**What is being asked:**
Output every entry exactly as given.

**Data for this exercise:**

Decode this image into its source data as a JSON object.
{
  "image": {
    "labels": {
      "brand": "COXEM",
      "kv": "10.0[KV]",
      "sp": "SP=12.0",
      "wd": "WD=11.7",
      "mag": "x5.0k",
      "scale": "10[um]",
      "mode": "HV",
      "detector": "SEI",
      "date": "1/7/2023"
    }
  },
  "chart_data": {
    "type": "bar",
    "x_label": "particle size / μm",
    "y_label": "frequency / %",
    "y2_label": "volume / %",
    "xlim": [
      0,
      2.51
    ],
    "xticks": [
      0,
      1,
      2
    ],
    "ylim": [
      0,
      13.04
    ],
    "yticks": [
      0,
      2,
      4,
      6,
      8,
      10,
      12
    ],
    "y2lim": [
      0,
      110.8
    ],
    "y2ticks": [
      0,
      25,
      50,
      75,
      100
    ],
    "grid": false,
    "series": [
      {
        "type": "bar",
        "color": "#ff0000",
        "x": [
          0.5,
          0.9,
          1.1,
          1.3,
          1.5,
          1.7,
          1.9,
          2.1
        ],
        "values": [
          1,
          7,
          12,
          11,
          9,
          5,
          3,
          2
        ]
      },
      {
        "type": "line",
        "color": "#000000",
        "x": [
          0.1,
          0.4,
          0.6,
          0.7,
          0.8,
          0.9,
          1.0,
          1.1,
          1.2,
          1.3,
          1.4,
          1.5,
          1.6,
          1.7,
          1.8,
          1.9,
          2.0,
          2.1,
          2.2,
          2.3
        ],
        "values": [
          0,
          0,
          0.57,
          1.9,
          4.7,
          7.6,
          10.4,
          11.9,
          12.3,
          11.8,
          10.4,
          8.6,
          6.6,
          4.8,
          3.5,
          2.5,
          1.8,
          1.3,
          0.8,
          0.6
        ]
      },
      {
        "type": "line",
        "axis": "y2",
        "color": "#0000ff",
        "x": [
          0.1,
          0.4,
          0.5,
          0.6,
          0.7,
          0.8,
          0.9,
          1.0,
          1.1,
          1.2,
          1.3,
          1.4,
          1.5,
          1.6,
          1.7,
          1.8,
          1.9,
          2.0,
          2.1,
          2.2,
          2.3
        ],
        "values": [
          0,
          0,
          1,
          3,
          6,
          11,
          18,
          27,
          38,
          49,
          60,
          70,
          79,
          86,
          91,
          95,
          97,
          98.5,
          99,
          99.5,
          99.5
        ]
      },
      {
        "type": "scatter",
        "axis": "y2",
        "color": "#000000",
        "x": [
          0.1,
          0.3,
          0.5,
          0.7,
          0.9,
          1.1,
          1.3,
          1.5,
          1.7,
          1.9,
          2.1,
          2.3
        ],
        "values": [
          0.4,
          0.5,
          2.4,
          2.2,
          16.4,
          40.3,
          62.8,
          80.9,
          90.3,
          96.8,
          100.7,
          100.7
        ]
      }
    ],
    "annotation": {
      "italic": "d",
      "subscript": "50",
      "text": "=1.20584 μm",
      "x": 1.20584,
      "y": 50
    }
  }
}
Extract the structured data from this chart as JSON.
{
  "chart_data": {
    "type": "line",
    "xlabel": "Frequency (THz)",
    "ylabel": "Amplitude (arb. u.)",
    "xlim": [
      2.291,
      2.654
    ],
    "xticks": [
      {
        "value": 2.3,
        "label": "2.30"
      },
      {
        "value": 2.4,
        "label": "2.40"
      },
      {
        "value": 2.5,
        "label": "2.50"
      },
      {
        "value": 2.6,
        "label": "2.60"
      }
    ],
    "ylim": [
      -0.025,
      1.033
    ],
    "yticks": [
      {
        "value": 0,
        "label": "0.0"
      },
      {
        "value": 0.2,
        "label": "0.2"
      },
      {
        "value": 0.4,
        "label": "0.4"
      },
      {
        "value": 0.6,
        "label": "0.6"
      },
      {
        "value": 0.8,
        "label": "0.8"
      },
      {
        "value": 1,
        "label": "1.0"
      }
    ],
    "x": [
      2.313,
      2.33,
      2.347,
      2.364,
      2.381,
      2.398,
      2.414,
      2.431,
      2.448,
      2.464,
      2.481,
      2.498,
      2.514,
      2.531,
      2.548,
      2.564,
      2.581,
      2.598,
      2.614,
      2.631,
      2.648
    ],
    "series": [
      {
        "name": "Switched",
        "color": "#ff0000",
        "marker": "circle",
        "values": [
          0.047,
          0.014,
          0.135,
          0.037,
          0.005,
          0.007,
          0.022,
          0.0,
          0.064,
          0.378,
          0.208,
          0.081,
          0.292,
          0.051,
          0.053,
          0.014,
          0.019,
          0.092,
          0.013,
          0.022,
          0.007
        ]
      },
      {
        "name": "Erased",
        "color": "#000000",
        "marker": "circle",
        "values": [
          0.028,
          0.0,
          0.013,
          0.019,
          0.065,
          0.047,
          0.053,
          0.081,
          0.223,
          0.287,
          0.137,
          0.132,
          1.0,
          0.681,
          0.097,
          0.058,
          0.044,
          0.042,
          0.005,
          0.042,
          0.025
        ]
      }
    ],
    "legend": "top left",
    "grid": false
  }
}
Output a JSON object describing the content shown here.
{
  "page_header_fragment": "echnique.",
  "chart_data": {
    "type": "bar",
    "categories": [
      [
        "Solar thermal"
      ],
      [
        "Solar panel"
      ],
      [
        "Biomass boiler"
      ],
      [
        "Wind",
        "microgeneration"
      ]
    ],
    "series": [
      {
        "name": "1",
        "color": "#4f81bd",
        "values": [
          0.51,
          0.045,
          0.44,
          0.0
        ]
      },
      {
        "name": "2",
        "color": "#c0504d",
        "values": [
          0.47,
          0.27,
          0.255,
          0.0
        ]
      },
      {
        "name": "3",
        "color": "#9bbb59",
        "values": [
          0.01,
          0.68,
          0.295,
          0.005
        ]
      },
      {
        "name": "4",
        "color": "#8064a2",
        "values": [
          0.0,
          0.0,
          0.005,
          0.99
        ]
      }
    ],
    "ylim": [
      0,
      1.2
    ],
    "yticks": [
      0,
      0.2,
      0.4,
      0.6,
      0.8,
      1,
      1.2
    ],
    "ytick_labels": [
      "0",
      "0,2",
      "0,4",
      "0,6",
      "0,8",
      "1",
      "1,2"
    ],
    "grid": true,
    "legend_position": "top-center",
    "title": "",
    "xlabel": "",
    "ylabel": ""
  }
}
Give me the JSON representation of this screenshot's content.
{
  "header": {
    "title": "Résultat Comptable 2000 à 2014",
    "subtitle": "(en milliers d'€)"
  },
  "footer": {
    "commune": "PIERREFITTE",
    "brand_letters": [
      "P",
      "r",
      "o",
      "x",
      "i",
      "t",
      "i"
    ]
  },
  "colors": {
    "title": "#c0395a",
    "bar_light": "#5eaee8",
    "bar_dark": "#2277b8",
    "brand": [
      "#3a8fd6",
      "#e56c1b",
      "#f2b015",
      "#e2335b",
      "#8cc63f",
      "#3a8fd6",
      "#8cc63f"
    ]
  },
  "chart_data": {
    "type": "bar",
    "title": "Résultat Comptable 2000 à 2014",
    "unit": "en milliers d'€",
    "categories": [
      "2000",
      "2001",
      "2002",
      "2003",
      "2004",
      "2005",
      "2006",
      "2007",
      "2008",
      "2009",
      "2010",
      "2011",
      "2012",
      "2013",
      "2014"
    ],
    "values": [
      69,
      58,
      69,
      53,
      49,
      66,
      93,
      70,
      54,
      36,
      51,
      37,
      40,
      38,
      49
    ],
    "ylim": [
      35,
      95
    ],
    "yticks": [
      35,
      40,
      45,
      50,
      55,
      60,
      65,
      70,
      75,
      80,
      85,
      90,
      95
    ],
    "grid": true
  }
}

**Exercise answer:**
Decode this image into its source data as a JSON object.
{
  "image": {
    "labels": {
      "brand": "COXEM",
      "kv": "10.0[KV]",
      "sp": "SP=12.0",
      "wd": "WD=11.7",
      "mag": "x5.0k",
      "scale": "10[um]",
      "mode": "HV",
      "detector": "SEI",
      "date": "1/7/2023"
    }
  },
  "chart_data": {
    "type": "bar",
    "x_label": "particle size / μm",
    "y_label": "frequency / %",
    "y2_label": "volume / %",
    "xlim": [
      0,
      2.51
    ],
    "xticks": [
      0,
      1,
      2
    ],
    "ylim": [
      0,
      13.04
    ],
    "yticks": [
      0,
      2,
      4,
      6,
      8,
      10,
      12
    ],
    "y2lim": [
      0,
      110.8
    ],
    "y2ticks": [
      0,
      25,
      50,
      75,
      100
    ],
    "grid": false,
    "series": [
      {
        "type": "bar",
        "color": "#ff0000",
        "x": [
          0.5,
          0.9,
          1.1,
          1.3,
          1.5,
          1.7,
          1.9,
          2.1
        ],
        "values": [
          1,
          7,
          12,
          11,
          9,
          5,
          3,
          2
        ]
      },
      {
        "type": "line",
        "color": "#000000",
        "x": [
          0.1,
          0.4,
          0.6,
          0.7,
          0.8,
          0.9,
          1.0,
          1.1,
          1.2,
          1.3,
          1.4,
          1.5,
          1.6,
          1.7,
          1.8,
          1.9,
          2.0,
          2.1,
          2.2,
          2.3
        ],
        "values": [
          0,
          0,
          0.57,
          1.9,
          4.7,
          7.6,
          10.4,
          11.9,
          12.3,
          11.8,
          10.4,
          8.6,
          6.6,
          4.8,
          3.5,
          2.5,
          1.8,
          1.3,
          0.8,
          0.6
        ]
      },
      {
        "type": "line",
        "axis": "y2",
        "color": "#0000ff",
        "x": [
          0.1,
          0.4,
          0.5,
          0.6,
          0.7,
          0.8,
          0.9,
          1.0,
          1.1,
          1.2,
          1.3,
          1.4,
          1.5,
          1.6,
          1.7,
          1.8,
          1.9,
          2.0,
          2.1,
          2.2,
          2.3
        ],
        "values": [
          0,
          0,
          1,
          3,
          6,
          11,
          18,
          27,
          38,
          49,
          60,
          70,
          79,
          86,
          91,
          95,
          97,
          98.5,
          99,
          99.5,
          99.5
        ]
      },
      {
        "type": "scatter",
        "axis": "y2",
        "color": "#000000",
        "x": [
          0.1,
          0.3,
          0.5,
          0.7,
          0.9,
          1.1,
          1.3,
          1.5,
          1.7,
          1.9,
          2.1,
          2.3
        ],
        "values": [
          0.4,
          0.5,
          2.4,
          2.2,
          16.4,
          40.3,
          62.8,
          80.9,
          90.3,
          96.8,
          100.7,
          100.7
        ]
      }
    ],
    "annotation": {
      "italic": "d",
      "subscript": "50",
      "text": "=1.20584 μm",
      "x": 1.20584,
      "y": 50
    }
  }
}
Extract the structured data from this chart as JSON.
{
  "chart_data": {
    "type": "line",
    "xlabel": "Frequency (THz)",
    "ylabel": "Amplitude (arb. u.)",
    "xlim": [
      2.291,
      2.654
    ],
    "xticks": [
      {
        "value": 2.3,
        "label": "2.30"
      },
      {
        "value": 2.4,
        "label": "2.40"
      },
      {
        "value": 2.5,
        "label": "2.50"
      },
      {
        "value": 2.6,
        "label": "2.60"
      }
    ],
    "ylim": [
      -0.025,
      1.033
    ],
    "yticks": [
      {
        "value": 0,
        "label": "0.0"
      },
      {
        "value": 0.2,
        "label": "0.2"
      },
      {
        "value": 0.4,
        "label": "0.4"
      },
      {
        "value": 0.6,
        "label": "0.6"
      },
      {
        "value": 0.8,
        "label": "0.8"
      },
      {
        "value": 1,
        "label": "1.0"
      }
    ],
    "x": [
      2.313,
      2.33,
      2.347,
      2.364,
      2.381,
      2.398,
      2.414,
      2.431,
      2.448,
      2.464,
      2.481,
      2.498,
      2.514,
      2.531,
      2.548,
      2.564,
      2.581,
      2.598,
      2.614,
      2.631,
      2.648
    ],
    "series": [
      {
        "name": "Switched",
        "color": "#ff0000",
        "marker": "circle",
        "values": [
          0.047,
          0.014,
          0.135,
          0.037,
          0.005,
          0.007,
          0.022,
          0.0,
          0.064,
          0.378,
          0.208,
          0.081,
          0.292,
          0.051,
          0.053,
          0.014,
          0.019,
          0.092,
          0.013,
          0.022,
          0.007
        ]
      },
      {
        "name": "Erased",
        "color": "#000000",
        "marker": "circle",
        "values": [
          0.028,
          0.0,
          0.013,
          0.019,
          0.065,
          0.047,
          0.053,
          0.081,
          0.223,
          0.287,
          0.137,
          0.132,
          1.0,
          0.681,
          0.097,
          0.058,
          0.044,
          0.042,
          0.005,
          0.042,
          0.025
        ]
      }
    ],
    "legend": "top left",
    "grid": false
  }
}
Output a JSON object describing the content shown here.
{
  "page_header_fragment": "echnique.",
  "chart_data": {
    "type": "bar",
    "categories": [
      [
        "Solar thermal"
      ],
      [
        "Solar panel"
      ],
      [
        "Biomass boiler"
      ],
      [
        "Wind",
        "microgeneration"
      ]
    ],
    "series": [
      {
        "name": "1",
        "color": "#4f81bd",
        "values": [
          0.51,
          0.045,
          0.44,
          0.0
        ]
      },
      {
        "name": "2",
        "color": "#c0504d",
        "values": [
          0.47,
          0.27,
          0.255,
          0.0
        ]
      },
      {
        "name": "3",
        "color": "#9bbb59",
        "values": [
          0.01,
          0.68,
          0.295,
          0.005
        ]
      },
      {
        "name": "4",
        "color": "#8064a2",
        "values": [
          0.0,
          0.0,
          0.005,
          0.99
        ]
      }
    ],
    "ylim": [
      0,
      1.2
    ],
    "yticks": [
      0,
      0.2,
      0.4,
      0.6,
      0.8,
      1,
      1.2
    ],
    "ytick_labels": [
      "0",
      "0,2",
      "0,4",
      "0,6",
      "0,8",
      "1",
      "1,2"
    ],
    "grid": true,
    "legend_position": "top-center",
    "title": "",
    "xlabel": "",
    "ylabel": ""
  }
}
Give me the JSON representation of this screenshot's content.
{
  "header": {
    "title": "Résultat Comptable 2000 à 2014",
    "subtitle": "(en milliers d'€)"
  },
  "footer": {
    "commune": "PIERREFITTE",
    "brand_letters": [
      "P",
      "r",
      "o",
      "x",
      "i",
      "t",
      "i"
    ]
  },
  "colors": {
    "title": "#c0395a",
    "bar_light": "#5eaee8",
    "bar_dark": "#2277b8",
    "brand": [
      "#3a8fd6",
      "#e56c1b",
      "#f2b015",
      "#e2335b",
      "#8cc63f",
      "#3a8fd6",
      "#8cc63f"
    ]
  },
  "chart_data": {
    "type": "bar",
    "title": "Résultat Comptable 2000 à 2014",
    "unit": "en milliers d'€",
    "categories": [
      "2000",
      "2001",
      "2002",
      "2003",
      "2004",
      "2005",
      "2006",
      "2007",
      "2008",
      "2009",
      "2010",
      "2011",
      "2012",
      "2013",
      "2014"
    ],
    "values": [
      69,
      58,
      69,
      53,
      49,
      66,
      93,
      70,
      54,
      36,
      51,
      37,
      40,
      38,
      49
    ],
    "ylim": [
      35,
      95
    ],
    "yticks": [
      35,
      40,
      45,
      50,
      55,
      60,
      65,
      70,
      75,
      80,
      85,
      90,
      95
    ],
    "grid": true
  }
}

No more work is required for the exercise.